TASK OBJECTIVE ▸
Write out the records below word for word, please.

DATA PROVIDED ▸

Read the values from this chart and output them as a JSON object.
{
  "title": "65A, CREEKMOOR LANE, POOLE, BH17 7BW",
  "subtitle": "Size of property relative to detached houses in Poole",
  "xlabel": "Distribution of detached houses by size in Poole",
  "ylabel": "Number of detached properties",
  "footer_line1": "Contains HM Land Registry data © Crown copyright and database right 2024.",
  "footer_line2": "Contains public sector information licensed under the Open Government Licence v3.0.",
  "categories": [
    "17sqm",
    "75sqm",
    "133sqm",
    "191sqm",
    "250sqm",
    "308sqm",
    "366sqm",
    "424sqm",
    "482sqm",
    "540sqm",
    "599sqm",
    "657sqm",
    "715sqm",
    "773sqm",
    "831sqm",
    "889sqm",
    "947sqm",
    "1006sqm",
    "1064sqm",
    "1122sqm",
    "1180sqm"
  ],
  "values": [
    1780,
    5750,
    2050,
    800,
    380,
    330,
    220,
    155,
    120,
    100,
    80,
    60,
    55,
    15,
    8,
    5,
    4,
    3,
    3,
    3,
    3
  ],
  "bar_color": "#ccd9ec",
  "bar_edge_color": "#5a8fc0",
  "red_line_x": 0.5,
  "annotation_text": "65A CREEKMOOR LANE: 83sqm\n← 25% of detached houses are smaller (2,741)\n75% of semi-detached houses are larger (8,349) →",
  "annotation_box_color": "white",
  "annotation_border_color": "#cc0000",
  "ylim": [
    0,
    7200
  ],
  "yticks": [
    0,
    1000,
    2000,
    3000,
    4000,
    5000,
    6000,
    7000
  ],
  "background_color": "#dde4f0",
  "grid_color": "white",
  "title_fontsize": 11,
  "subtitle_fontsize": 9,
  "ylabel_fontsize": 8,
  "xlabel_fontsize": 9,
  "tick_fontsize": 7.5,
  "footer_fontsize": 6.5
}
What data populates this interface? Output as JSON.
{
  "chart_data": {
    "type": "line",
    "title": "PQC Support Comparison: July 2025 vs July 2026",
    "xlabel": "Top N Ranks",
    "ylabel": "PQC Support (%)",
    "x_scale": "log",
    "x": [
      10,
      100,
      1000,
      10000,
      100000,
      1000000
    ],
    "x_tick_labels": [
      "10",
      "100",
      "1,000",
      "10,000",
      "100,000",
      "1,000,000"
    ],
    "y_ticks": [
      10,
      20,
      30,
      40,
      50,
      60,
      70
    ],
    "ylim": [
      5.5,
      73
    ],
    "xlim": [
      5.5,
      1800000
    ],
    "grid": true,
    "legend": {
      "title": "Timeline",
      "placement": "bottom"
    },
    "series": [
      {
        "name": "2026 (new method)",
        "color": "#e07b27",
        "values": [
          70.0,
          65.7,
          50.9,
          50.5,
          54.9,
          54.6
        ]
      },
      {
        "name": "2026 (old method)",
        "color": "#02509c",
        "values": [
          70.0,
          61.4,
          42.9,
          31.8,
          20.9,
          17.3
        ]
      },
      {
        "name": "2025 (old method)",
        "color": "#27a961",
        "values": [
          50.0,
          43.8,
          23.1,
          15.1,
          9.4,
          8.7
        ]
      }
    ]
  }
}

OUTPUT OF THE EXERCISE ▸
Read the values from this chart and output them as a JSON object.
{
  "title": "65A, CREEKMOOR LANE, POOLE, BH17 7BW",
  "subtitle": "Size of property relative to detached houses in Poole",
  "xlabel": "Distribution of detached houses by size in Poole",
  "ylabel": "Number of detached properties",
  "footer_line1": "Contains HM Land Registry data © Crown copyright and database right 2024.",
  "footer_line2": "Contains public sector information licensed under the Open Government Licence v3.0.",
  "categories": [
    "17sqm",
    "75sqm",
    "133sqm",
    "191sqm",
    "250sqm",
    "308sqm",
    "366sqm",
    "424sqm",
    "482sqm",
    "540sqm",
    "599sqm",
    "657sqm",
    "715sqm",
    "773sqm",
    "831sqm",
    "889sqm",
    "947sqm",
    "1006sqm",
    "1064sqm",
    "1122sqm",
    "1180sqm"
  ],
  "values": [
    1780,
    5750,
    2050,
    800,
    380,
    330,
    220,
    155,
    120,
    100,
    80,
    60,
    55,
    15,
    8,
    5,
    4,
    3,
    3,
    3,
    3
  ],
  "bar_color": "#ccd9ec",
  "bar_edge_color": "#5a8fc0",
  "red_line_x": 0.5,
  "annotation_text": "65A CREEKMOOR LANE: 83sqm\n← 25% of detached houses are smaller (2,741)\n75% of semi-detached houses are larger (8,349) →",
  "annotation_box_color": "white",
  "annotation_border_color": "#cc0000",
  "ylim": [
    0,
    7200
  ],
  "yticks": [
    0,
    1000,
    2000,
    3000,
    4000,
    5000,
    6000,
    7000
  ],
  "background_color": "#dde4f0",
  "grid_color": "white",
  "title_fontsize": 11,
  "subtitle_fontsize": 9,
  "ylabel_fontsize": 8,
  "xlabel_fontsize": 9,
  "tick_fontsize": 7.5,
  "footer_fontsize": 6.5
}
What data populates this interface? Output as JSON.
{
  "chart_data": {
    "type": "line",
    "title": "PQC Support Comparison: July 2025 vs July 2026",
    "xlabel": "Top N Ranks",
    "ylabel": "PQC Support (%)",
    "x_scale": "log",
    "x": [
      10,
      100,
      1000,
      10000,
      100000,
      1000000
    ],
    "x_tick_labels": [
      "10",
      "100",
      "1,000",
      "10,000",
      "100,000",
      "1,000,000"
    ],
    "y_ticks": [
      10,
      20,
      30,
      40,
      50,
      60,
      70
    ],
    "ylim": [
      5.5,
      73
    ],
    "xlim": [
      5.5,
      1800000
    ],
    "grid": true,
    "legend": {
      "title": "Timeline",
      "placement": "bottom"
    },
    "series": [
      {
        "name": "2026 (new method)",
        "color": "#e07b27",
        "values": [
          70.0,
          65.7,
          50.9,
          50.5,
          54.9,
          54.6
        ]
      },
      {
        "name": "2026 (old method)",
        "color": "#02509c",
        "values": [
          70.0,
          61.4,
          42.9,
          31.8,
          20.9,
          17.3
        ]
      },
      {
        "name": "2025 (old method)",
        "color": "#27a961",
        "values": [
          50.0,
          43.8,
          23.1,
          15.1,
          9.4,
          8.7
        ]
      }
    ]
  }
}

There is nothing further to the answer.